STORED RECORDS >>
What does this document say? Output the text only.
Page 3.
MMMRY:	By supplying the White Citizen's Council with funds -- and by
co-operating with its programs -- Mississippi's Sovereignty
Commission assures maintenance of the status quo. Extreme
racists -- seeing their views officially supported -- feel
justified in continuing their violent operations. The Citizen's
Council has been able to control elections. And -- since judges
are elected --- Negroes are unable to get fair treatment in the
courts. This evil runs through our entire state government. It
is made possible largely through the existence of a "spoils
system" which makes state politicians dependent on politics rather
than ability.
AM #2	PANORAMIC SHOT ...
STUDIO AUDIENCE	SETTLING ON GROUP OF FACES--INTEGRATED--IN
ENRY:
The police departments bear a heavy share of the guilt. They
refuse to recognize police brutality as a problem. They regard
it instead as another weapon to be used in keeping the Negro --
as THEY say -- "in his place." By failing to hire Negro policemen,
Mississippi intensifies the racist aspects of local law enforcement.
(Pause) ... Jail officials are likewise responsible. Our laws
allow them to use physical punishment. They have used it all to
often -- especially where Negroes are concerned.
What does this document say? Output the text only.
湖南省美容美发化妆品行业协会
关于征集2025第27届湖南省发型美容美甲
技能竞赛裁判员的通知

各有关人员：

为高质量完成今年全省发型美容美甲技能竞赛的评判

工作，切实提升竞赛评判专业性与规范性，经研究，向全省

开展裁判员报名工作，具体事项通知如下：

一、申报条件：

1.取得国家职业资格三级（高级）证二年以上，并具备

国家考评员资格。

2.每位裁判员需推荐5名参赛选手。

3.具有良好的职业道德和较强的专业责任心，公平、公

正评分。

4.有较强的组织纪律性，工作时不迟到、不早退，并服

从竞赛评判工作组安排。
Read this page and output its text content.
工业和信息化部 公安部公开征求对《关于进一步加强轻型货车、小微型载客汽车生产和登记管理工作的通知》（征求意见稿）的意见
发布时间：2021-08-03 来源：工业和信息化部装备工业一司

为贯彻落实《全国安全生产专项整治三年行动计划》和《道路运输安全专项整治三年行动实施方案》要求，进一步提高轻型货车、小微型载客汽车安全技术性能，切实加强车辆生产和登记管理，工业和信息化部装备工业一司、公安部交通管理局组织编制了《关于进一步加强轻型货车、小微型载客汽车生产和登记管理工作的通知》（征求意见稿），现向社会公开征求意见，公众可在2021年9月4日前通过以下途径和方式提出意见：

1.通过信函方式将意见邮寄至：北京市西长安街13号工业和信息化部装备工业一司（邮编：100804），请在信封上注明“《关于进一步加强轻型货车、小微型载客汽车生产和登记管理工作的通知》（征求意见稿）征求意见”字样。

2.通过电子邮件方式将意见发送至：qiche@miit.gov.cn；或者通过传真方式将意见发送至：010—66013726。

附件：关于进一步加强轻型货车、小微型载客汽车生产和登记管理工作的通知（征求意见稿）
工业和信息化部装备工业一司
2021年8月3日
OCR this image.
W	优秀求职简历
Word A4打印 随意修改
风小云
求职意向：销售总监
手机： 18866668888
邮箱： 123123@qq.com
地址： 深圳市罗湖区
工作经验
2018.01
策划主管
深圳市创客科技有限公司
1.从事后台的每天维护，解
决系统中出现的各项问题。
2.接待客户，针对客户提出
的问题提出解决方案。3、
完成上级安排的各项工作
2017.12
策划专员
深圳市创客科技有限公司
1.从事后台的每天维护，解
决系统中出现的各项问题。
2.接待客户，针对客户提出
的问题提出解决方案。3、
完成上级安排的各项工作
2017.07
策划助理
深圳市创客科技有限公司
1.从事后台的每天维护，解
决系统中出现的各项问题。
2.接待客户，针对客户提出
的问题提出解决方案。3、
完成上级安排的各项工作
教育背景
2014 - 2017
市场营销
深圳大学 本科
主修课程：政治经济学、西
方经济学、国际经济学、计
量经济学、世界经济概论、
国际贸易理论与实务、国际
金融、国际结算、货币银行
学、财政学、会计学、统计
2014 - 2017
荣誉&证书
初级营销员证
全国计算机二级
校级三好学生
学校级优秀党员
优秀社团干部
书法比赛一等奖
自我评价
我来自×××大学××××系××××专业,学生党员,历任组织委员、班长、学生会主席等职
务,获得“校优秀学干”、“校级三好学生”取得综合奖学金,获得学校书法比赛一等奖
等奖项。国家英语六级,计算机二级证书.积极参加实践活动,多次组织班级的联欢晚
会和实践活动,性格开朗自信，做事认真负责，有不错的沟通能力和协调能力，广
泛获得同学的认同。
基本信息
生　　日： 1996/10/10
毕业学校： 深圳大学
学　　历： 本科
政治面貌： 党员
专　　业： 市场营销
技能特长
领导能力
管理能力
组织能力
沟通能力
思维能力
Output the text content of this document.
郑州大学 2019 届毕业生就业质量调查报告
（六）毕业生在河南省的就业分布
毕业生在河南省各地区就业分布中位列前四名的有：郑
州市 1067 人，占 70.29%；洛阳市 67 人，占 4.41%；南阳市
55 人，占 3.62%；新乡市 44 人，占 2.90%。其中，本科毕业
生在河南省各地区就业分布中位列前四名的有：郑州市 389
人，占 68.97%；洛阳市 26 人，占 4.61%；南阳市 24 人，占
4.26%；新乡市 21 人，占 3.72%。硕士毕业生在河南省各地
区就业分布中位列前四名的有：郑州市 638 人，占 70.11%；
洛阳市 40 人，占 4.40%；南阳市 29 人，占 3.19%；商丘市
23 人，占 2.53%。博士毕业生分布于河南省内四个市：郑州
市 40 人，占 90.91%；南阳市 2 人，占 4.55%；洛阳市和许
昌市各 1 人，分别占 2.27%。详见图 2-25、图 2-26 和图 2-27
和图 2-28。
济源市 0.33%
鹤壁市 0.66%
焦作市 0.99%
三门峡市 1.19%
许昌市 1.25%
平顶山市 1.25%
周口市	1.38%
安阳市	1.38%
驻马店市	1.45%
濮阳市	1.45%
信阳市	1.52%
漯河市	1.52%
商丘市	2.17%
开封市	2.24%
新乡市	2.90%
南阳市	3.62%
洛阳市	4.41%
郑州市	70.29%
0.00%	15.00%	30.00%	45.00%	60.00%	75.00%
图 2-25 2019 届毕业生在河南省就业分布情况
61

WHAT TO PRODUCE >> Reproduce the listing shown above in its entirety, exactly.

ANSWER TO THIS PROBLEM >>
What does this document say? Output the text only.
Page 3.
MMMRY:	By supplying the White Citizen's Council with funds -- and by
co-operating with its programs -- Mississippi's Sovereignty
Commission assures maintenance of the status quo. Extreme
racists -- seeing their views officially supported -- feel
justified in continuing their violent operations. The Citizen's
Council has been able to control elections. And -- since judges
are elected --- Negroes are unable to get fair treatment in the
courts. This evil runs through our entire state government. It
is made possible largely through the existence of a "spoils
system" which makes state politicians dependent on politics rather
than ability.
AM #2	PANORAMIC SHOT ...
STUDIO AUDIENCE	SETTLING ON GROUP OF FACES--INTEGRATED--IN
ENRY:
The police departments bear a heavy share of the guilt. They
refuse to recognize police brutality as a problem. They regard
it instead as another weapon to be used in keeping the Negro --
as THEY say -- "in his place." By failing to hire Negro policemen,
Mississippi intensifies the racist aspects of local law enforcement.
(Pause) ... Jail officials are likewise responsible. Our laws
allow them to use physical punishment. They have used it all to
often -- especially where Negroes are concerned.
What does this document say? Output the text only.
湖南省美容美发化妆品行业协会
关于征集2025第27届湖南省发型美容美甲
技能竞赛裁判员的通知

各有关人员：

为高质量完成今年全省发型美容美甲技能竞赛的评判

工作，切实提升竞赛评判专业性与规范性，经研究，向全省

开展裁判员报名工作，具体事项通知如下：

一、申报条件：

1.取得国家职业资格三级（高级）证二年以上，并具备

国家考评员资格。

2.每位裁判员需推荐5名参赛选手。

3.具有良好的职业道德和较强的专业责任心，公平、公

正评分。

4.有较强的组织纪律性，工作时不迟到、不早退，并服

从竞赛评判工作组安排。
Read this page and output its text content.
工业和信息化部 公安部公开征求对《关于进一步加强轻型货车、小微型载客汽车生产和登记管理工作的通知》（征求意见稿）的意见
发布时间：2021-08-03 来源：工业和信息化部装备工业一司

为贯彻落实《全国安全生产专项整治三年行动计划》和《道路运输安全专项整治三年行动实施方案》要求，进一步提高轻型货车、小微型载客汽车安全技术性能，切实加强车辆生产和登记管理，工业和信息化部装备工业一司、公安部交通管理局组织编制了《关于进一步加强轻型货车、小微型载客汽车生产和登记管理工作的通知》（征求意见稿），现向社会公开征求意见，公众可在2021年9月4日前通过以下途径和方式提出意见：

1.通过信函方式将意见邮寄至：北京市西长安街13号工业和信息化部装备工业一司（邮编：100804），请在信封上注明“《关于进一步加强轻型货车、小微型载客汽车生产和登记管理工作的通知》（征求意见稿）征求意见”字样。

2.通过电子邮件方式将意见发送至：qiche@miit.gov.cn；或者通过传真方式将意见发送至：010—66013726。

附件：关于进一步加强轻型货车、小微型载客汽车生产和登记管理工作的通知（征求意见稿）
工业和信息化部装备工业一司
2021年8月3日
OCR this image.
W	优秀求职简历
Word A4打印 随意修改
风小云
求职意向：销售总监
手机： 18866668888
邮箱： 123123@qq.com
地址： 深圳市罗湖区
工作经验
2018.01
策划主管
深圳市创客科技有限公司
1.从事后台的每天维护，解
决系统中出现的各项问题。
2.接待客户，针对客户提出
的问题提出解决方案。3、
完成上级安排的各项工作
2017.12
策划专员
深圳市创客科技有限公司
1.从事后台的每天维护，解
决系统中出现的各项问题。
2.接待客户，针对客户提出
的问题提出解决方案。3、
完成上级安排的各项工作
2017.07
策划助理
深圳市创客科技有限公司
1.从事后台的每天维护，解
决系统中出现的各项问题。
2.接待客户，针对客户提出
的问题提出解决方案。3、
完成上级安排的各项工作
教育背景
2014 - 2017
市场营销
深圳大学 本科
主修课程：政治经济学、西
方经济学、国际经济学、计
量经济学、世界经济概论、
国际贸易理论与实务、国际
金融、国际结算、货币银行
学、财政学、会计学、统计
2014 - 2017
荣誉&证书
初级营销员证
全国计算机二级
校级三好学生
学校级优秀党员
优秀社团干部
书法比赛一等奖
自我评价
我来自×××大学××××系××××专业,学生党员,历任组织委员、班长、学生会主席等职
务,获得“校优秀学干”、“校级三好学生”取得综合奖学金,获得学校书法比赛一等奖
等奖项。国家英语六级,计算机二级证书.积极参加实践活动,多次组织班级的联欢晚
会和实践活动,性格开朗自信，做事认真负责，有不错的沟通能力和协调能力，广
泛获得同学的认同。
基本信息
生　　日： 1996/10/10
毕业学校： 深圳大学
学　　历： 本科
政治面貌： 党员
专　　业： 市场营销
技能特长
领导能力
管理能力
组织能力
沟通能力
思维能力
Output the text content of this document.
郑州大学 2019 届毕业生就业质量调查报告
（六）毕业生在河南省的就业分布
毕业生在河南省各地区就业分布中位列前四名的有：郑
州市 1067 人，占 70.29%；洛阳市 67 人，占 4.41%；南阳市
55 人，占 3.62%；新乡市 44 人，占 2.90%。其中，本科毕业
生在河南省各地区就业分布中位列前四名的有：郑州市 389
人，占 68.97%；洛阳市 26 人，占 4.61%；南阳市 24 人，占
4.26%；新乡市 21 人，占 3.72%。硕士毕业生在河南省各地
区就业分布中位列前四名的有：郑州市 638 人，占 70.11%；
洛阳市 40 人，占 4.40%；南阳市 29 人，占 3.19%；商丘市
23 人，占 2.53%。博士毕业生分布于河南省内四个市：郑州
市 40 人，占 90.91%；南阳市 2 人，占 4.55%；洛阳市和许
昌市各 1 人，分别占 2.27%。详见图 2-25、图 2-26 和图 2-27
和图 2-28。
济源市 0.33%
鹤壁市 0.66%
焦作市 0.99%
三门峡市 1.19%
许昌市 1.25%
平顶山市 1.25%
周口市	1.38%
安阳市	1.38%
驻马店市	1.45%
濮阳市	1.45%
信阳市	1.52%
漯河市	1.52%
商丘市	2.17%
开封市	2.24%
新乡市	2.90%
南阳市	3.62%
洛阳市	4.41%
郑州市	70.29%
0.00%	15.00%	30.00%	45.00%	60.00%	75.00%
图 2-25 2019 届毕业生在河南省就业分布情况
61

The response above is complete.